**Work required:** Give the number of lines in the records below that include "strength". Reply with that number alone.

**Dataset records:**
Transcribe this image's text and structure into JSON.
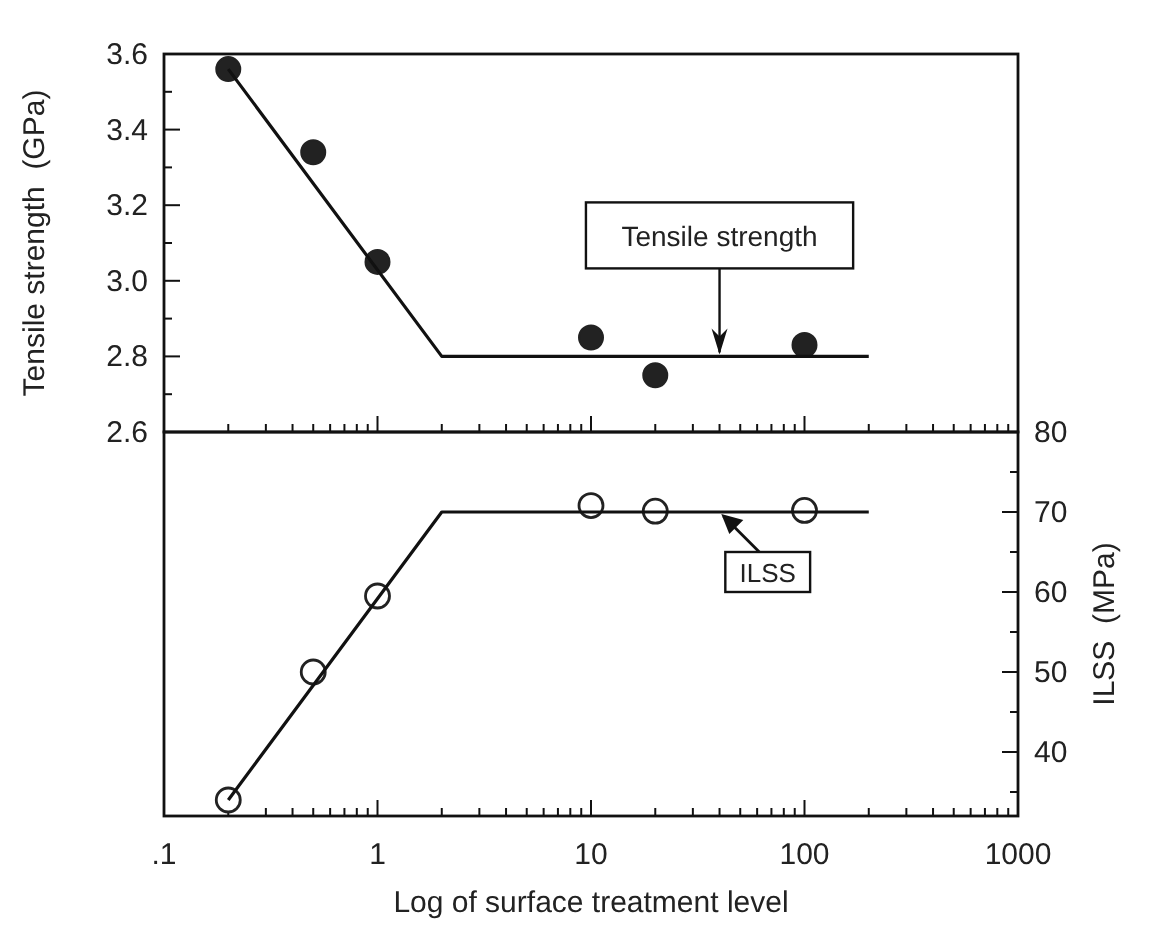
{
  "chart_data": [
    {
      "type": "scatter",
      "ylabel": "Tensile strength  (GPa)",
      "log": "x",
      "xlim": [
        0.1,
        1000
      ],
      "xticks": [
        {
          "value": 0.1,
          "label": null
        },
        {
          "value": 1,
          "label": null
        },
        {
          "value": 10,
          "label": null
        },
        {
          "value": 100,
          "label": null
        },
        {
          "value": 1000,
          "label": null
        }
      ],
      "ylim": [
        2.6,
        3.6
      ],
      "yticks": [
        2.6,
        {
          "value": 2.7,
          "label": null
        },
        2.8,
        {
          "value": 2.9,
          "label": null
        },
        {
          "value": 3.0,
          "label": "3.0"
        },
        {
          "value": 3.1,
          "label": null
        },
        3.2,
        {
          "value": 3.3,
          "label": null
        },
        3.4,
        {
          "value": 3.5,
          "label": null
        },
        3.6
      ],
      "tick_labels": "y",
      "grid": false,
      "series": [
        {
          "type": "scatter",
          "marker": "circle",
          "color": "#222222",
          "x": [
            0.2,
            0.5,
            1,
            10,
            20,
            100
          ],
          "values": [
            3.56,
            3.34,
            3.05,
            2.85,
            2.75,
            2.83
          ]
        },
        {
          "type": "line",
          "marker": "none",
          "color": "#111111",
          "x": [
            0.2,
            2,
            200
          ],
          "values": [
            3.56,
            2.8,
            2.8
          ]
        }
      ],
      "annotations": [
        {
          "text": "Tensile strength",
          "x": 40,
          "y": 2.8
        }
      ]
    },
    {
      "type": "scatter",
      "xlabel": "Log of surface treatment level",
      "y2label": "ILSS  (MPa)",
      "log": "x",
      "xlim": [
        0.1,
        1000
      ],
      "xticks": [
        {
          "value": 0.1,
          "label": ".1"
        },
        1,
        10,
        100,
        1000
      ],
      "y2lim": [
        32,
        80
      ],
      "y2ticks": [
        {
          "value": 35,
          "label": null
        },
        40,
        {
          "value": 45,
          "label": null
        },
        50,
        {
          "value": 55,
          "label": null
        },
        60,
        {
          "value": 65,
          "label": null
        },
        70,
        {
          "value": 75,
          "label": null
        },
        80
      ],
      "grid": false,
      "series": [
        {
          "type": "scatter",
          "axis": "y2",
          "marker": "circle",
          "color": "#222222",
          "x": [
            0.2,
            0.5,
            1,
            10,
            20,
            100
          ],
          "values": [
            34,
            50,
            59.5,
            70.8,
            70.1,
            70.2
          ]
        },
        {
          "type": "line",
          "axis": "y2",
          "marker": "none",
          "color": "#111111",
          "x": [
            0.2,
            2,
            200
          ],
          "values": [
            34,
            70,
            70
          ]
        }
      ],
      "annotations": [
        "ILSS"
      ]
    }
  ]
}
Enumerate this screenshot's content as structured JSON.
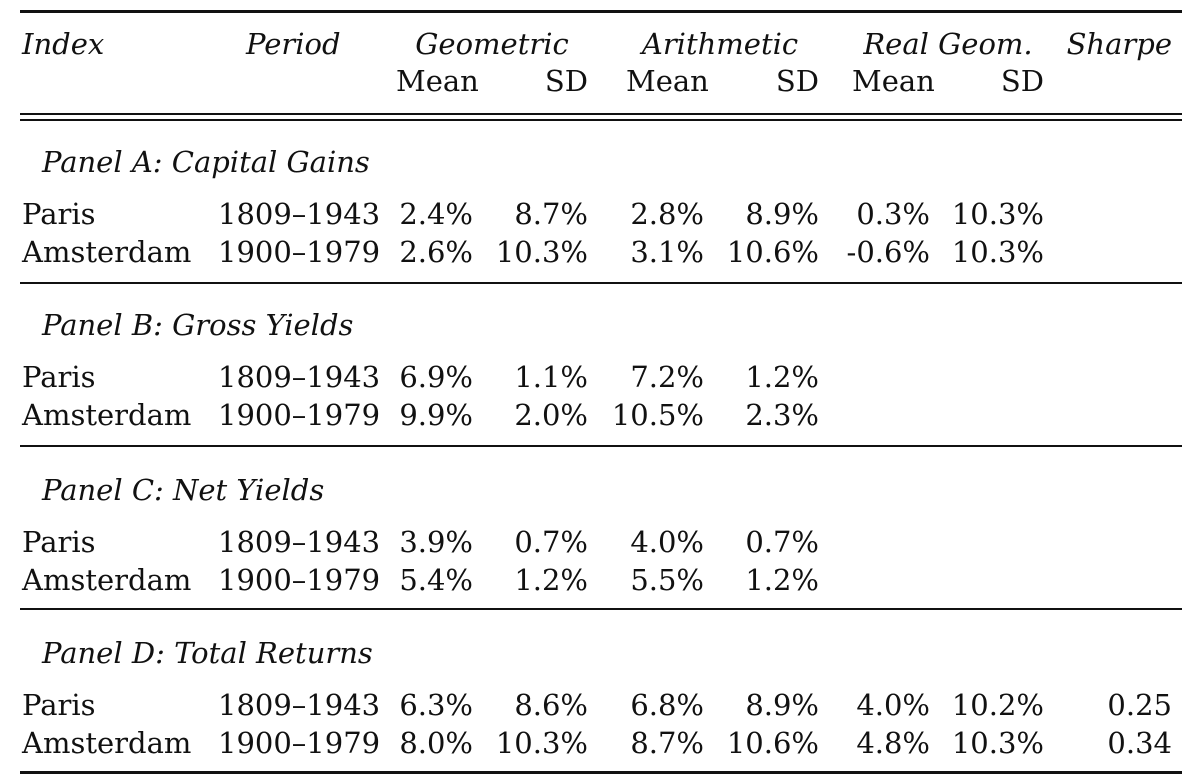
{
  "header": {
    "index": "Index",
    "period": "Period",
    "geometric": "Geometric",
    "arithmetic": "Arithmetic",
    "real_geom": "Real Geom.",
    "sharpe": "Sharpe",
    "mean": "Mean",
    "sd": "SD"
  },
  "panels": [
    {
      "title": "Panel A: Capital Gains",
      "rows": [
        {
          "index": "Paris",
          "period": "1809–1943",
          "geo_mean": "2.4%",
          "geo_sd": "8.7%",
          "ari_mean": "2.8%",
          "ari_sd": "8.9%",
          "real_mean": "0.3%",
          "real_sd": "10.3%",
          "sharpe": ""
        },
        {
          "index": "Amsterdam",
          "period": "1900–1979",
          "geo_mean": "2.6%",
          "geo_sd": "10.3%",
          "ari_mean": "3.1%",
          "ari_sd": "10.6%",
          "real_mean": "-0.6%",
          "real_sd": "10.3%",
          "sharpe": ""
        }
      ]
    },
    {
      "title": "Panel B: Gross Yields",
      "rows": [
        {
          "index": "Paris",
          "period": "1809–1943",
          "geo_mean": "6.9%",
          "geo_sd": "1.1%",
          "ari_mean": "7.2%",
          "ari_sd": "1.2%",
          "real_mean": "",
          "real_sd": "",
          "sharpe": ""
        },
        {
          "index": "Amsterdam",
          "period": "1900–1979",
          "geo_mean": "9.9%",
          "geo_sd": "2.0%",
          "ari_mean": "10.5%",
          "ari_sd": "2.3%",
          "real_mean": "",
          "real_sd": "",
          "sharpe": ""
        }
      ]
    },
    {
      "title": "Panel C: Net Yields",
      "rows": [
        {
          "index": "Paris",
          "period": "1809–1943",
          "geo_mean": "3.9%",
          "geo_sd": "0.7%",
          "ari_mean": "4.0%",
          "ari_sd": "0.7%",
          "real_mean": "",
          "real_sd": "",
          "sharpe": ""
        },
        {
          "index": "Amsterdam",
          "period": "1900–1979",
          "geo_mean": "5.4%",
          "geo_sd": "1.2%",
          "ari_mean": "5.5%",
          "ari_sd": "1.2%",
          "real_mean": "",
          "real_sd": "",
          "sharpe": ""
        }
      ]
    },
    {
      "title": "Panel D: Total Returns",
      "rows": [
        {
          "index": "Paris",
          "period": "1809–1943",
          "geo_mean": "6.3%",
          "geo_sd": "8.6%",
          "ari_mean": "6.8%",
          "ari_sd": "8.9%",
          "real_mean": "4.0%",
          "real_sd": "10.2%",
          "sharpe": "0.25"
        },
        {
          "index": "Amsterdam",
          "period": "1900–1979",
          "geo_mean": "8.0%",
          "geo_sd": "10.3%",
          "ari_mean": "8.7%",
          "ari_sd": "10.6%",
          "real_mean": "4.8%",
          "real_sd": "10.3%",
          "sharpe": "0.34"
        }
      ]
    }
  ]
}
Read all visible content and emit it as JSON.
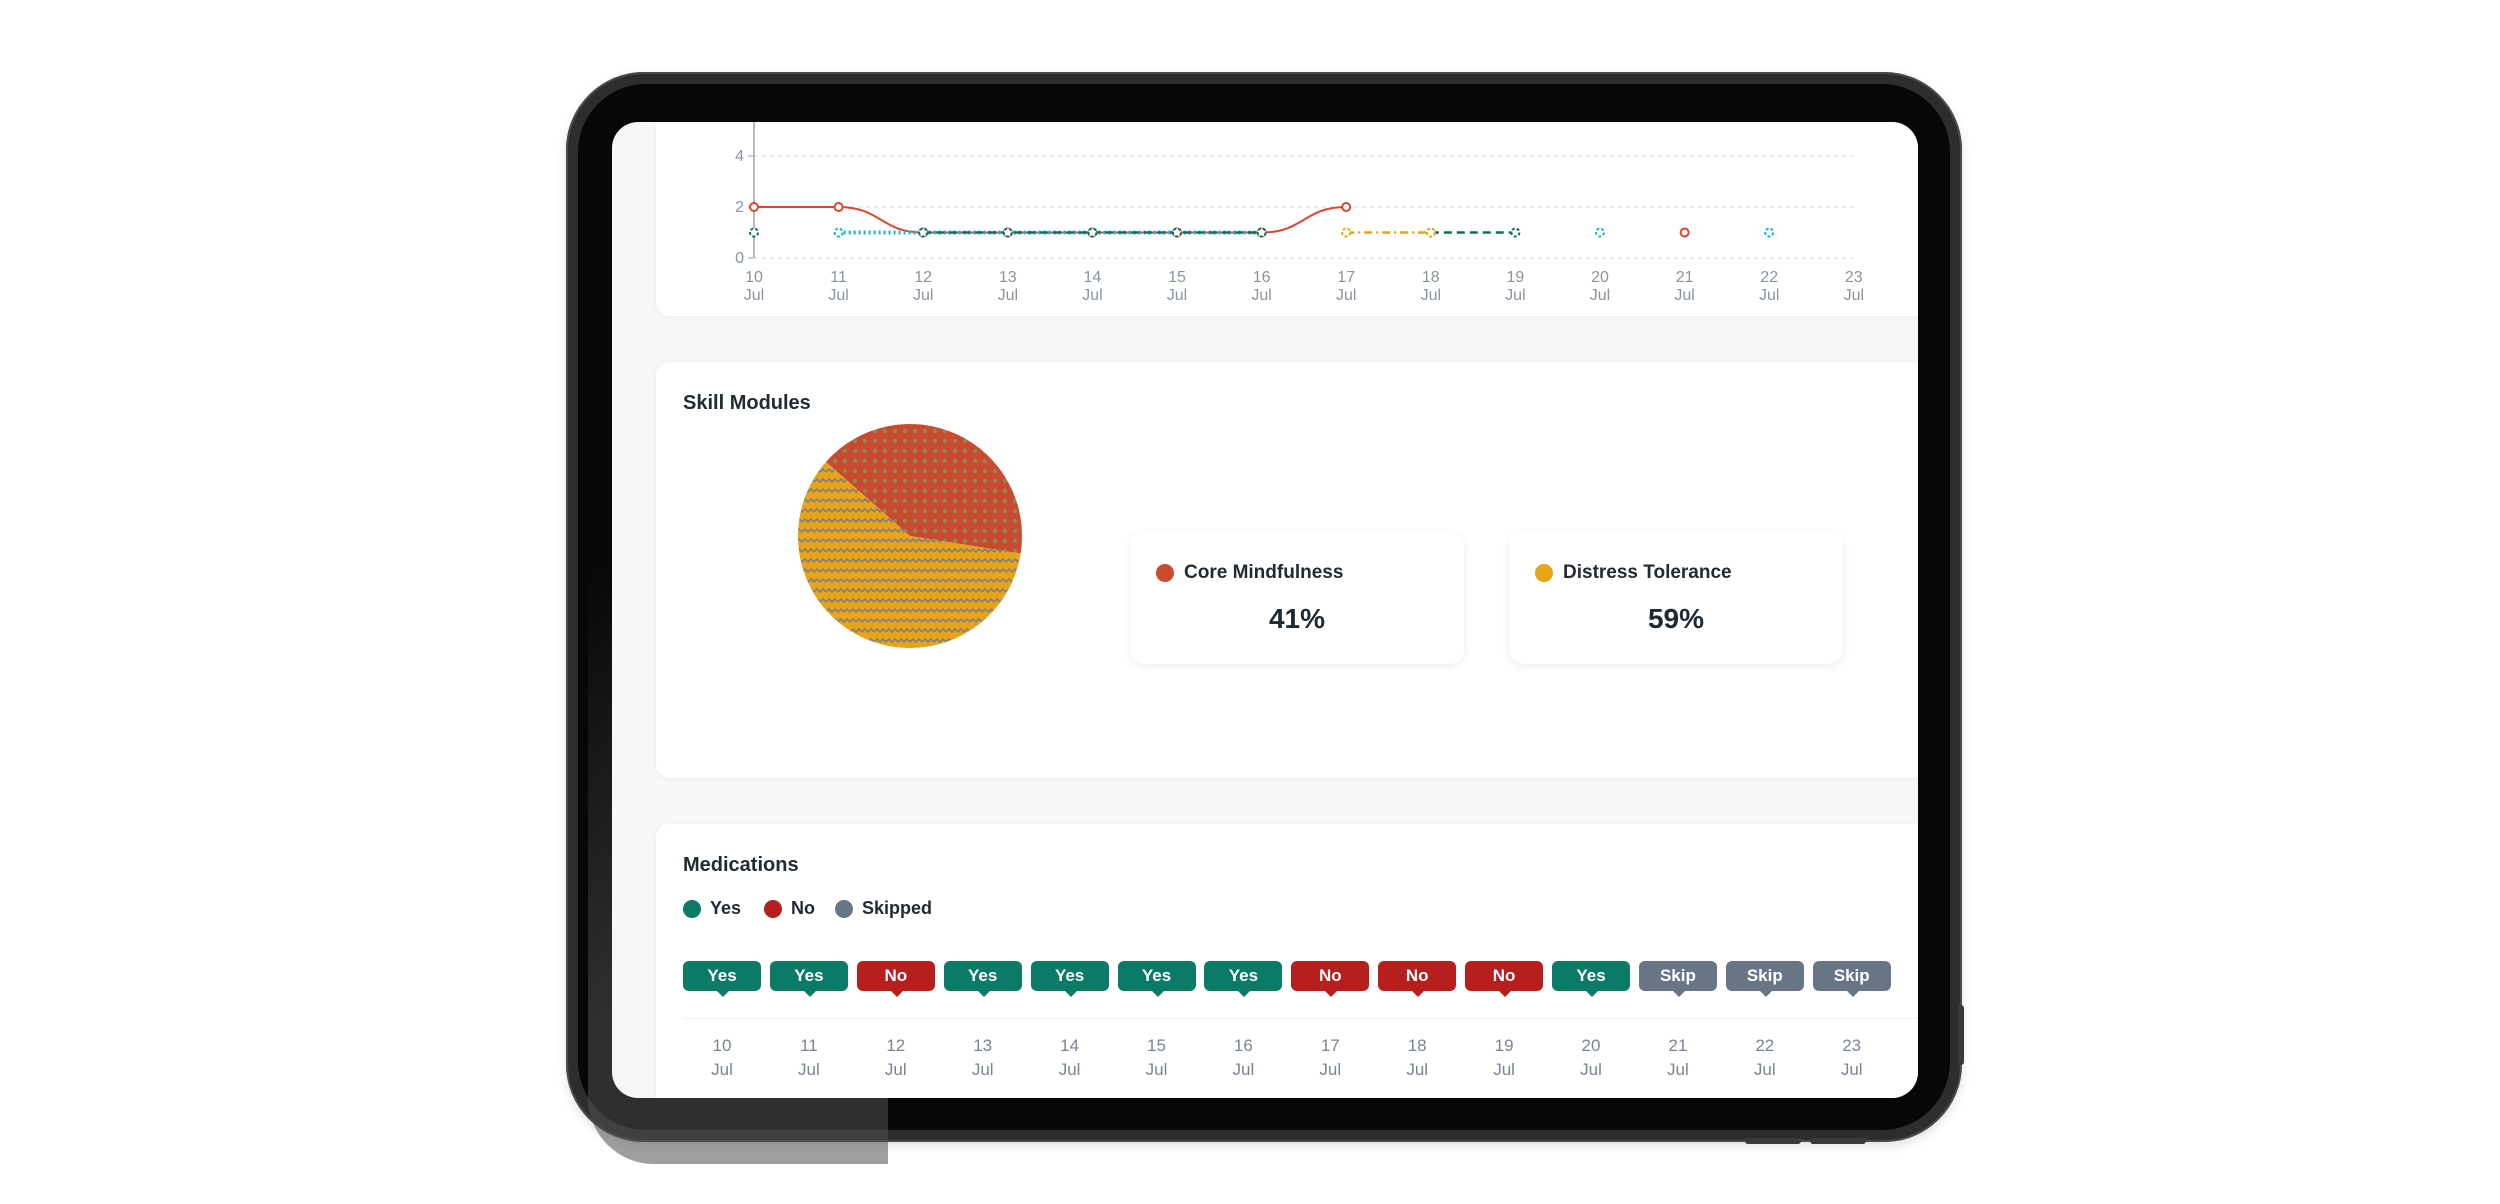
{
  "mood_chart": {
    "y_ticks": [
      "0",
      "2",
      "4"
    ],
    "dates": [
      {
        "day": "10",
        "month": "Jul"
      },
      {
        "day": "11",
        "month": "Jul"
      },
      {
        "day": "12",
        "month": "Jul"
      },
      {
        "day": "13",
        "month": "Jul"
      },
      {
        "day": "14",
        "month": "Jul"
      },
      {
        "day": "15",
        "month": "Jul"
      },
      {
        "day": "16",
        "month": "Jul"
      },
      {
        "day": "17",
        "month": "Jul"
      },
      {
        "day": "18",
        "month": "Jul"
      },
      {
        "day": "19",
        "month": "Jul"
      },
      {
        "day": "20",
        "month": "Jul"
      },
      {
        "day": "21",
        "month": "Jul"
      },
      {
        "day": "22",
        "month": "Jul"
      },
      {
        "day": "23",
        "month": "Jul"
      }
    ]
  },
  "chart_data": {
    "type": "line",
    "x": [
      "10 Jul",
      "11 Jul",
      "12 Jul",
      "13 Jul",
      "14 Jul",
      "15 Jul",
      "16 Jul",
      "17 Jul",
      "18 Jul",
      "19 Jul",
      "20 Jul",
      "21 Jul",
      "22 Jul",
      "23 Jul"
    ],
    "ylim": [
      0,
      5
    ],
    "yticks": [
      0,
      2,
      4
    ],
    "grid": true,
    "series": [
      {
        "color": "#e0452b",
        "style": "solid",
        "values": [
          2,
          2,
          1,
          1,
          1,
          1,
          1,
          2,
          null,
          null,
          null,
          1,
          null,
          null
        ]
      },
      {
        "color": "#19b5c8",
        "style": "dotted",
        "values": [
          null,
          1,
          1,
          1,
          1,
          1,
          1,
          null,
          null,
          null,
          1,
          null,
          1,
          null
        ]
      },
      {
        "color": "#0d6e5f",
        "style": "dashed",
        "values": [
          1,
          null,
          1,
          1,
          1,
          1,
          1,
          null,
          1,
          1,
          null,
          null,
          null,
          null
        ]
      },
      {
        "color": "#e8a317",
        "style": "dashdot",
        "values": [
          null,
          null,
          null,
          null,
          null,
          null,
          null,
          1,
          1,
          null,
          null,
          null,
          null,
          null
        ]
      }
    ]
  },
  "skill_modules": {
    "title": "Skill Modules",
    "items": [
      {
        "label": "Core Mindfulness",
        "value_text": "41%",
        "value": 41,
        "color": "#c94a2e"
      },
      {
        "label": "Distress Tolerance",
        "value_text": "59%",
        "value": 59,
        "color": "#e8a317"
      }
    ]
  },
  "medications": {
    "title": "Medications",
    "legend": [
      {
        "label": "Yes",
        "color": "#0b7a66"
      },
      {
        "label": "No",
        "color": "#b71f1f"
      },
      {
        "label": "Skipped",
        "color": "#687584"
      }
    ],
    "colors": {
      "Yes": "#0b7a66",
      "No": "#b71f1f",
      "Skip": "#687584"
    },
    "entries": [
      {
        "status": "Yes",
        "day": "10",
        "month": "Jul"
      },
      {
        "status": "Yes",
        "day": "11",
        "month": "Jul"
      },
      {
        "status": "No",
        "day": "12",
        "month": "Jul"
      },
      {
        "status": "Yes",
        "day": "13",
        "month": "Jul"
      },
      {
        "status": "Yes",
        "day": "14",
        "month": "Jul"
      },
      {
        "status": "Yes",
        "day": "15",
        "month": "Jul"
      },
      {
        "status": "Yes",
        "day": "16",
        "month": "Jul"
      },
      {
        "status": "No",
        "day": "17",
        "month": "Jul"
      },
      {
        "status": "No",
        "day": "18",
        "month": "Jul"
      },
      {
        "status": "No",
        "day": "19",
        "month": "Jul"
      },
      {
        "status": "Yes",
        "day": "20",
        "month": "Jul"
      },
      {
        "status": "Skip",
        "day": "21",
        "month": "Jul"
      },
      {
        "status": "Skip",
        "day": "22",
        "month": "Jul"
      },
      {
        "status": "Skip",
        "day": "23",
        "month": "Jul"
      }
    ]
  }
}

**Output for this exercise:** 2